Which lines below hold the word "Range"? Copy all of them.

**Input**
>> Start

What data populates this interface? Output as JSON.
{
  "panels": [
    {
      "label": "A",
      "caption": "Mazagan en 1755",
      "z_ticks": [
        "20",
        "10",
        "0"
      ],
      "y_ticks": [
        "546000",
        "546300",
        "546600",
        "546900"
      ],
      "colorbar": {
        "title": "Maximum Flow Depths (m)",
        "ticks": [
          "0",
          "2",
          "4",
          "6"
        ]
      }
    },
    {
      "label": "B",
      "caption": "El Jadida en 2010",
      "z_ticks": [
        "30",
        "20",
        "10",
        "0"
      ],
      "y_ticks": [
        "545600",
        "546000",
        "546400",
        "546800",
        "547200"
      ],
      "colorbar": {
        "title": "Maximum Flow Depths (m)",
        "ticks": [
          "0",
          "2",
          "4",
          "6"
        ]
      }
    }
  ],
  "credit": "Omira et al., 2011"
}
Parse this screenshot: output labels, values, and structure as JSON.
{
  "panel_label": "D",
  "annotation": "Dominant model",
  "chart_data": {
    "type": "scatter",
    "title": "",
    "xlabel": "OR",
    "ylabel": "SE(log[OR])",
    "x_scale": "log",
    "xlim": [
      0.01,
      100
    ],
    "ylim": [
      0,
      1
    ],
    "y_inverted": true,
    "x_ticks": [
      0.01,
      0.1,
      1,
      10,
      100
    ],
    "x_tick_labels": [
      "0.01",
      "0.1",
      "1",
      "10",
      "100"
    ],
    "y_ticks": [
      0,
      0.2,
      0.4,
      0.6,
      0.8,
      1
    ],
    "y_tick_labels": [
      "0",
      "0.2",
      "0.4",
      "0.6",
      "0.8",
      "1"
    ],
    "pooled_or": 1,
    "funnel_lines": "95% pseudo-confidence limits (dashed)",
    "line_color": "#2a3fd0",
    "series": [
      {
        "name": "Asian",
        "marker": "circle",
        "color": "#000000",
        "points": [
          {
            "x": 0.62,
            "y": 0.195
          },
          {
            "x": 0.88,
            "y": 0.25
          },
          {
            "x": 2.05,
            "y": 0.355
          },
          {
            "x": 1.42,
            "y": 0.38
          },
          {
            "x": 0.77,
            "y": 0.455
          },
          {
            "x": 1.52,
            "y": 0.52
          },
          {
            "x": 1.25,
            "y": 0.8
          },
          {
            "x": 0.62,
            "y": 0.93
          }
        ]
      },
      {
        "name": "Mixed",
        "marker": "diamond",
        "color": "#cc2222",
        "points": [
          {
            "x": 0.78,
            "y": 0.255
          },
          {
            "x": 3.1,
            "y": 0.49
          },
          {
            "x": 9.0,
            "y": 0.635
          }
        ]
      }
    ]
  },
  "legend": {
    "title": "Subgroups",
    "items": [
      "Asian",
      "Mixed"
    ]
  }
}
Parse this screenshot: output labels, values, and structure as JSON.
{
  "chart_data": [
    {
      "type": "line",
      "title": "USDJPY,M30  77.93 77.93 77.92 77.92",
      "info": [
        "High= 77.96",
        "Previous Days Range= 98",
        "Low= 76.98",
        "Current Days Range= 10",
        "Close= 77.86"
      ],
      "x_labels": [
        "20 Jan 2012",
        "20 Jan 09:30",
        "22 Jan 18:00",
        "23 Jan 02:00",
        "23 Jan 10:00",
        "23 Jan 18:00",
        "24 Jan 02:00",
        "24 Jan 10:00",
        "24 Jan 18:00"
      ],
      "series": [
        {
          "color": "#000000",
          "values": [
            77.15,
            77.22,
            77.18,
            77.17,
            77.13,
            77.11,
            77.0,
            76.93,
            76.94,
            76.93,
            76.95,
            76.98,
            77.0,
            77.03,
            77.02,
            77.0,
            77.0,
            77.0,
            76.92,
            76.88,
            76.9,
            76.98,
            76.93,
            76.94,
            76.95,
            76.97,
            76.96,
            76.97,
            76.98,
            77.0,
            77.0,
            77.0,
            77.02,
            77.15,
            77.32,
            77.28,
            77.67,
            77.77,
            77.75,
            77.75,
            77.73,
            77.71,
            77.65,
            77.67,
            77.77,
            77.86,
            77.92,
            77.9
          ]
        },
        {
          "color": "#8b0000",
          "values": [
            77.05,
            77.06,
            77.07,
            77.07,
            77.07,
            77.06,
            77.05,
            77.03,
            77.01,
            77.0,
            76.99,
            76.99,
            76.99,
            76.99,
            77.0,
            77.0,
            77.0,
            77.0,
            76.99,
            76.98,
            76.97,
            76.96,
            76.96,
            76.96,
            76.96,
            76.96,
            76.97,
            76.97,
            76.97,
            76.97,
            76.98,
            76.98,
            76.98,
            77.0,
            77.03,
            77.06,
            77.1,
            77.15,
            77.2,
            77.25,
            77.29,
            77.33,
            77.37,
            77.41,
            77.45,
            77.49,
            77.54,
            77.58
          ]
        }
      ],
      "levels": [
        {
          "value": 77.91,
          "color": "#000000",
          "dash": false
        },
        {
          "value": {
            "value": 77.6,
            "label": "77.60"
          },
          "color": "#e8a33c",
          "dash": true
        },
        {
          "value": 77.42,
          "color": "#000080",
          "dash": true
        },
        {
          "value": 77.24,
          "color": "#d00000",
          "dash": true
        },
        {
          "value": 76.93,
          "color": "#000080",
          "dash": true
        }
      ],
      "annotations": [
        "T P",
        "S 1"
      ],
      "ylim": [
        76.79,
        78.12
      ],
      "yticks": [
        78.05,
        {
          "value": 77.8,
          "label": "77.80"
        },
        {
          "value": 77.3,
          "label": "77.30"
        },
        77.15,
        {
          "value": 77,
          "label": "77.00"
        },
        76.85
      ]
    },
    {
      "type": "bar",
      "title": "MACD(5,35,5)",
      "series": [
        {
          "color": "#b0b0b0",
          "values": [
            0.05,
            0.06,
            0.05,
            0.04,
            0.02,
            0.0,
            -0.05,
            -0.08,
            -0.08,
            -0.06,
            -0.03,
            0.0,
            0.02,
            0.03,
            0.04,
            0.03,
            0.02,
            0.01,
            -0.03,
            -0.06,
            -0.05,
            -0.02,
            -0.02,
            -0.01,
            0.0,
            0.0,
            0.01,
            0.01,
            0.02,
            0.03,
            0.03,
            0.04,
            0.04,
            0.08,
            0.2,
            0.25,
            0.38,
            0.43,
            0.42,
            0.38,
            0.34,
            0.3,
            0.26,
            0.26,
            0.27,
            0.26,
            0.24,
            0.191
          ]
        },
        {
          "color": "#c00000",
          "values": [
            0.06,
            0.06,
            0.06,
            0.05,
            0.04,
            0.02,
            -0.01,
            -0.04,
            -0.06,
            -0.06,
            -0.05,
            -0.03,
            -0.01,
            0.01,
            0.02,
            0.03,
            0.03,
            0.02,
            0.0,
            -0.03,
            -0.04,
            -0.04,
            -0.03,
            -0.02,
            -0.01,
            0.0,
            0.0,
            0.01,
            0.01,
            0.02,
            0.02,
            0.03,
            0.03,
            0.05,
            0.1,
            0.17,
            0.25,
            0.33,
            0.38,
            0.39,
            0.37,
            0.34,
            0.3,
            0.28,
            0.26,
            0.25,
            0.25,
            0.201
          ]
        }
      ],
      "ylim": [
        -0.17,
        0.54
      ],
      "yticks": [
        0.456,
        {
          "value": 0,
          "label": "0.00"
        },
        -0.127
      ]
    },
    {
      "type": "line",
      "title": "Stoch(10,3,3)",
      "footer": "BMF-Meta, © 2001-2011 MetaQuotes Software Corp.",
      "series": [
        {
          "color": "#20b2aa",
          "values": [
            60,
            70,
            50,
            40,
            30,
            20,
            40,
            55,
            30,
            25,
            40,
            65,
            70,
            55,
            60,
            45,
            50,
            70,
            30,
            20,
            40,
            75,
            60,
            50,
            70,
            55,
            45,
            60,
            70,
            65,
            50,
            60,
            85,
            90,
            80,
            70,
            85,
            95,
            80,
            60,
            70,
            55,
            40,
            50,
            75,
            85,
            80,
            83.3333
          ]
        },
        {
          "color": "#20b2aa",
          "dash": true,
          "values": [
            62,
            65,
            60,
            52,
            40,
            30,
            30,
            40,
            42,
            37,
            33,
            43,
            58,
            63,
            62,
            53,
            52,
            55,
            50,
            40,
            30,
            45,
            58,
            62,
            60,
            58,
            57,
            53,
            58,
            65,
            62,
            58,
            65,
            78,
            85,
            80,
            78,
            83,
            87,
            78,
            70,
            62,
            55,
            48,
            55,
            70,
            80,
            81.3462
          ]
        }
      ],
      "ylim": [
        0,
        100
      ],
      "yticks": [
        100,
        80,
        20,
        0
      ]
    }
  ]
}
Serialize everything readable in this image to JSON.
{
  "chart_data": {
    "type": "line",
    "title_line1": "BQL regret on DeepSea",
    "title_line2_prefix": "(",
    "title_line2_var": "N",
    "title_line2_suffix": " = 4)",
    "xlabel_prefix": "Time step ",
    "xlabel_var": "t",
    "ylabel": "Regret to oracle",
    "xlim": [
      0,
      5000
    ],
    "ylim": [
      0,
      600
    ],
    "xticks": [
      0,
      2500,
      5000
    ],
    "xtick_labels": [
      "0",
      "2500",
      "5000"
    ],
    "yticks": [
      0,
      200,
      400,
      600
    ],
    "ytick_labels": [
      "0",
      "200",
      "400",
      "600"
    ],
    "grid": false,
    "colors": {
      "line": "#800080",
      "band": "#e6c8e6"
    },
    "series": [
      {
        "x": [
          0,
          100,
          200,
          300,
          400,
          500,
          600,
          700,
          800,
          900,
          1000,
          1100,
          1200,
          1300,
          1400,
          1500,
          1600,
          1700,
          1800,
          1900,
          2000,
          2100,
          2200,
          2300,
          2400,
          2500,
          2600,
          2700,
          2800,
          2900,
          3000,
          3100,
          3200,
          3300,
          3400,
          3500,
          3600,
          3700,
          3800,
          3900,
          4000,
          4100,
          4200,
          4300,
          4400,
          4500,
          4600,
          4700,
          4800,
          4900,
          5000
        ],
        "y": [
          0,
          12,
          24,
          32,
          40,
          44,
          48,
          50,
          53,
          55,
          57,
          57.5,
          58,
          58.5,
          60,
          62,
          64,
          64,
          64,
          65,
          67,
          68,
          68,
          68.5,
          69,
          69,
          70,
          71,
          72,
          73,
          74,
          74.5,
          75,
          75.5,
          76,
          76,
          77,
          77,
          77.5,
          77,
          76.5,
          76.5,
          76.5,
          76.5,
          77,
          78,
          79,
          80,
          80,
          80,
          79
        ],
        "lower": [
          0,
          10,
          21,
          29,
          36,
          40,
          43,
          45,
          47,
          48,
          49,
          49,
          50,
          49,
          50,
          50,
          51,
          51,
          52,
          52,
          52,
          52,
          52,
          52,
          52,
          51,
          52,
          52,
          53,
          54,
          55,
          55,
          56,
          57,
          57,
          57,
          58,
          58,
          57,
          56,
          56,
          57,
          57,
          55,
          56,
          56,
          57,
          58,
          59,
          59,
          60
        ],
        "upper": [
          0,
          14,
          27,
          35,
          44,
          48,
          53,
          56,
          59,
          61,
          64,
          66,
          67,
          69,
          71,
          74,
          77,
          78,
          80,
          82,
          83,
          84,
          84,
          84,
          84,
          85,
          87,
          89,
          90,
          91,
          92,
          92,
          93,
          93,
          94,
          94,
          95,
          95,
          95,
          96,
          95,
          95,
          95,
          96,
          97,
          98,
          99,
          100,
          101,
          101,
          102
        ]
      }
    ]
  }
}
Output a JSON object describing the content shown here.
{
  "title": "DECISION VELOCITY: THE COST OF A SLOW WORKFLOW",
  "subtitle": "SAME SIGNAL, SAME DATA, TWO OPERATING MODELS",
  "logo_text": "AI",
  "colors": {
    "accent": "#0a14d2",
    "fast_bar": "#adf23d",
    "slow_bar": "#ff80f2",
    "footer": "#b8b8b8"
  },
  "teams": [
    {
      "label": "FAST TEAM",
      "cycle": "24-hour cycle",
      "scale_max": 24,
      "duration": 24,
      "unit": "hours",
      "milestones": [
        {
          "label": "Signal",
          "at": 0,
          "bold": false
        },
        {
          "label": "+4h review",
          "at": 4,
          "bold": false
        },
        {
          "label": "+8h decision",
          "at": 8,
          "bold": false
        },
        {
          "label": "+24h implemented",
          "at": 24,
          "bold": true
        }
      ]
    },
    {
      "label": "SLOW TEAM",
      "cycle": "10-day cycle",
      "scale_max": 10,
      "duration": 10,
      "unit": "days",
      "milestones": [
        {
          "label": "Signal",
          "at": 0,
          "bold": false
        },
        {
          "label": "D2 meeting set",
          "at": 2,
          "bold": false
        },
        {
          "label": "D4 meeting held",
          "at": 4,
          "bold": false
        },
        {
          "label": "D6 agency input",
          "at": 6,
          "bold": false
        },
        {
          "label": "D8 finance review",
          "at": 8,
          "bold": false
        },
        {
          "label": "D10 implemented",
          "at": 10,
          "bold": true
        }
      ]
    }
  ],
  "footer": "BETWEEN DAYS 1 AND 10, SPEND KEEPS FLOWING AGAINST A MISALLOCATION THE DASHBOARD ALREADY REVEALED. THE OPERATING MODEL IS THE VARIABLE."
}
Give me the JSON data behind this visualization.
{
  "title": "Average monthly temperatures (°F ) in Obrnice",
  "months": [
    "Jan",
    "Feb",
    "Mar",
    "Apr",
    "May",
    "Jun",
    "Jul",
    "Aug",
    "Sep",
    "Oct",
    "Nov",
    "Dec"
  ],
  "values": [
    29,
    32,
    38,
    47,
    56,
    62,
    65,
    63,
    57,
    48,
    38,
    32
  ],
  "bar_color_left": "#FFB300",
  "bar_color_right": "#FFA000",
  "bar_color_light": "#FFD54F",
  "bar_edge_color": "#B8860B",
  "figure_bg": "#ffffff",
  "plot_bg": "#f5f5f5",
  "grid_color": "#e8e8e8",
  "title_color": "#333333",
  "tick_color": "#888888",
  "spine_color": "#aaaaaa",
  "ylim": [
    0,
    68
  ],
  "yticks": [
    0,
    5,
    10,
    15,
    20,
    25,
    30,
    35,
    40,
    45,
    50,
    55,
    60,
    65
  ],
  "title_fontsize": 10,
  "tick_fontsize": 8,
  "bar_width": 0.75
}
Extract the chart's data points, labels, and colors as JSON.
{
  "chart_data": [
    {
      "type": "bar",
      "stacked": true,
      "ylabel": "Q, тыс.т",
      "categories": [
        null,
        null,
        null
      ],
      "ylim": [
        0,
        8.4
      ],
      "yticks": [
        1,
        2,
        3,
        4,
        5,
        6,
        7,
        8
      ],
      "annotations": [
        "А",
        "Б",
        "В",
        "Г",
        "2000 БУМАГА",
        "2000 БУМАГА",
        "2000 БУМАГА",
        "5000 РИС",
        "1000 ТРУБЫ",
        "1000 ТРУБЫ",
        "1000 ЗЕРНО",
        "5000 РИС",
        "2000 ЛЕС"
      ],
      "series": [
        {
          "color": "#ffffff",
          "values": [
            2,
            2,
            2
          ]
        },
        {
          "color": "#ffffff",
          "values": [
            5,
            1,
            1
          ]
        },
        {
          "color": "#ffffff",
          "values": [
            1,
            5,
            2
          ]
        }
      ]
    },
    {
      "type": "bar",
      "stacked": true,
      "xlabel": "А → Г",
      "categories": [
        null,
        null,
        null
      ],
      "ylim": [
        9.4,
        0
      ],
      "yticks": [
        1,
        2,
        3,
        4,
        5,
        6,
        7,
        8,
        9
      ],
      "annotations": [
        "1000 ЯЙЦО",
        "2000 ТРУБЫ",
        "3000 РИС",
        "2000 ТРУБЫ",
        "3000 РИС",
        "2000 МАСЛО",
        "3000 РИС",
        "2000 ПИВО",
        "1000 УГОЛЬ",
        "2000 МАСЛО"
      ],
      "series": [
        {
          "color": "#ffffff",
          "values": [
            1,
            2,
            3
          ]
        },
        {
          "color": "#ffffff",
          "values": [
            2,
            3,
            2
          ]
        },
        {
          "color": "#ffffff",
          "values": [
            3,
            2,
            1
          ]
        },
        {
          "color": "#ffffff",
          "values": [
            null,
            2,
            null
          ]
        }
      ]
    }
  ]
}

>> End

**Result of this task**
        "Previous Days Range= 98",
        "Current Days Range= 10",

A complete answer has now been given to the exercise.